- _Dataset extract_:
○ ○ ○ ○ ○ ○ ○

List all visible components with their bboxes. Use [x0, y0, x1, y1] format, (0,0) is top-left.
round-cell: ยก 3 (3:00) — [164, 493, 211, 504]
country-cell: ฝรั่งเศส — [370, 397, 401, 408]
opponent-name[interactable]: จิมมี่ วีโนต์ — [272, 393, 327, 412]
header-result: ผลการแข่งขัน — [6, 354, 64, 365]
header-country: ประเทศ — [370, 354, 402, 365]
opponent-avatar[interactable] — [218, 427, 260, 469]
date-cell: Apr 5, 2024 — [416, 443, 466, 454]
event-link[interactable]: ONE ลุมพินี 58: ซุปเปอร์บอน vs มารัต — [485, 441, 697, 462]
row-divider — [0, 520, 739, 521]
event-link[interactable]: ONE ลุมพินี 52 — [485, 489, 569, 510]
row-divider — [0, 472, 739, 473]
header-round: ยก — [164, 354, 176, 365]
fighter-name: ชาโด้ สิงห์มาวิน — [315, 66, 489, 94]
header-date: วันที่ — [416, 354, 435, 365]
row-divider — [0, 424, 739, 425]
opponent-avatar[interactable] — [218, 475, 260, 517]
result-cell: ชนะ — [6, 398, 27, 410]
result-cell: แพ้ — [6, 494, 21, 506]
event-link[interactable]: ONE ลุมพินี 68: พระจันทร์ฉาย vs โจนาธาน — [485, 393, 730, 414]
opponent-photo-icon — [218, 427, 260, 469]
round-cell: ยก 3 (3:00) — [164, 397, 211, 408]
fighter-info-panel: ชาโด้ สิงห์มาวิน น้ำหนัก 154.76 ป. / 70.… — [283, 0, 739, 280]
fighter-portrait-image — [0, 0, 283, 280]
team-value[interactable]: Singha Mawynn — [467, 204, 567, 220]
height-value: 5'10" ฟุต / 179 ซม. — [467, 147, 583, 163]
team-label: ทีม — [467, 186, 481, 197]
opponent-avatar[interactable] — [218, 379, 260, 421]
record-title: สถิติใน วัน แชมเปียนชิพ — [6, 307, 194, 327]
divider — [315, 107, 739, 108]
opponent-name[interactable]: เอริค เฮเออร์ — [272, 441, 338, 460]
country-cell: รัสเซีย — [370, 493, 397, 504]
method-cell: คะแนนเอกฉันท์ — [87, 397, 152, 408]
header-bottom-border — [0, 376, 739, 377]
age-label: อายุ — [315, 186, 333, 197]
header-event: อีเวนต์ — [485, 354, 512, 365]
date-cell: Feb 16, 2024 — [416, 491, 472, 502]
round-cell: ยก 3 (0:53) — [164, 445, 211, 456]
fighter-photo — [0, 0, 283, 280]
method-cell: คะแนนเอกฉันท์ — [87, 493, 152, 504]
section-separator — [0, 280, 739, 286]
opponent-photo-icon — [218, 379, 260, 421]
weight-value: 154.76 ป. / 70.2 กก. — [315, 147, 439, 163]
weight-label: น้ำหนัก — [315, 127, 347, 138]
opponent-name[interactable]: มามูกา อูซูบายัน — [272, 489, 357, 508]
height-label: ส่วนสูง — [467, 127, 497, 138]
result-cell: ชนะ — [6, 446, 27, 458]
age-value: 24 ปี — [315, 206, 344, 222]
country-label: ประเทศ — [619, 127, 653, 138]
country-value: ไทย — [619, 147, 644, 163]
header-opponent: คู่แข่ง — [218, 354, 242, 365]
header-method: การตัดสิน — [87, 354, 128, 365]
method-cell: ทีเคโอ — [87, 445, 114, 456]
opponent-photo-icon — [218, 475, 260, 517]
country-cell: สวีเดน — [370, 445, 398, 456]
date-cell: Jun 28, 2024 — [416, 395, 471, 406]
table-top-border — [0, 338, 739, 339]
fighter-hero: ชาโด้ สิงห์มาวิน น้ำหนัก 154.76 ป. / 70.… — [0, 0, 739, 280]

○ ○ ○ ○ ○ ○ ○

- _Task requirements_: Turn every line of the material above into a JSON array of strings, one string per line, and leave out any blank lines.

- _Result below_:
[
  "List all visible components with their bboxes. Use [x0, y0, x1, y1] format, (0,0) is top-left.",
  "round-cell: ยก 3 (3:00) — [164, 493, 211, 504]",
  "country-cell: ฝรั่งเศส — [370, 397, 401, 408]",
  "opponent-name[interactable]: จิมมี่ วีโนต์ — [272, 393, 327, 412]",
  "header-result: ผลการแข่งขัน — [6, 354, 64, 365]",
  "header-country: ประเทศ — [370, 354, 402, 365]",
  "opponent-avatar[interactable] — [218, 427, 260, 469]",
  "date-cell: Apr 5, 2024 — [416, 443, 466, 454]",
  "event-link[interactable]: ONE ลุมพินี 58: ซุปเปอร์บอน vs มารัต — [485, 441, 697, 462]",
  "row-divider — [0, 520, 739, 521]",
  "event-link[interactable]: ONE ลุมพินี 52 — [485, 489, 569, 510]",
  "row-divider — [0, 472, 739, 473]",
  "header-round: ยก — [164, 354, 176, 365]",
  "fighter-name: ชาโด้ สิงห์มาวิน — [315, 66, 489, 94]",
  "header-date: วันที่ — [416, 354, 435, 365]",
  "row-divider — [0, 424, 739, 425]",
  "opponent-avatar[interactable] — [218, 475, 260, 517]",
  "result-cell: ชนะ — [6, 398, 27, 410]",
  "result-cell: แพ้ — [6, 494, 21, 506]",
  "event-link[interactable]: ONE ลุมพินี 68: พระจันทร์ฉาย vs โจนาธาน — [485, 393, 730, 414]",
  "opponent-photo-icon — [218, 427, 260, 469]",
  "round-cell: ยก 3 (3:00) — [164, 397, 211, 408]",
  "fighter-info-panel: ชาโด้ สิงห์มาวิน น้ำหนัก 154.76 ป. / 70.… — [283, 0, 739, 280]",
  "fighter-portrait-image — [0, 0, 283, 280]",
  "team-value[interactable]: Singha Mawynn — [467, 204, 567, 220]",
  "height-value: 5'10\" ฟุต / 179 ซม. — [467, 147, 583, 163]",
  "team-label: ทีม — [467, 186, 481, 197]",
  "opponent-avatar[interactable] — [218, 379, 260, 421]",
  "record-title: สถิติใน วัน แชมเปียนชิพ — [6, 307, 194, 327]",
  "divider — [315, 107, 739, 108]",
  "opponent-name[interactable]: เอริค เฮเออร์ — [272, 441, 338, 460]",
  "country-cell: รัสเซีย — [370, 493, 397, 504]",
  "method-cell: คะแนนเอกฉันท์ — [87, 397, 152, 408]",
  "header-bottom-border — [0, 376, 739, 377]",
  "age-label: อายุ — [315, 186, 333, 197]",
  "header-event: อีเวนต์ — [485, 354, 512, 365]",
  "date-cell: Feb 16, 2024 — [416, 491, 472, 502]",
  "round-cell: ยก 3 (0:53) — [164, 445, 211, 456]",
  "fighter-photo — [0, 0, 283, 280]",
  "method-cell: คะแนนเอกฉันท์ — [87, 493, 152, 504]",
  "section-separator — [0, 280, 739, 286]",
  "opponent-photo-icon — [218, 379, 260, 421]",
  "weight-value: 154.76 ป. / 70.2 กก. — [315, 147, 439, 163]",
  "weight-label: น้ำหนัก — [315, 127, 347, 138]",
  "opponent-name[interactable]: มามูกา อูซูบายัน — [272, 489, 357, 508]",
  "height-label: ส่วนสูง — [467, 127, 497, 138]",
  "result-cell: ชนะ — [6, 446, 27, 458]",
  "age-value: 24 ปี — [315, 206, 344, 222]",
  "country-label: ประเทศ — [619, 127, 653, 138]",
  "country-value: ไทย — [619, 147, 644, 163]",
  "header-opponent: คู่แข่ง — [218, 354, 242, 365]",
  "header-method: การตัดสิน — [87, 354, 128, 365]",
  "method-cell: ทีเคโอ — [87, 445, 114, 456]",
  "opponent-photo-icon — [218, 475, 260, 517]",
  "country-cell: สวีเดน — [370, 445, 398, 456]",
  "date-cell: Jun 28, 2024 — [416, 395, 471, 406]",
  "table-top-border — [0, 338, 739, 339]",
  "fighter-hero: ชาโด้ สิงห์มาวิน น้ำหนัก 154.76 ป. / 70.… — [0, 0, 739, 280]"
]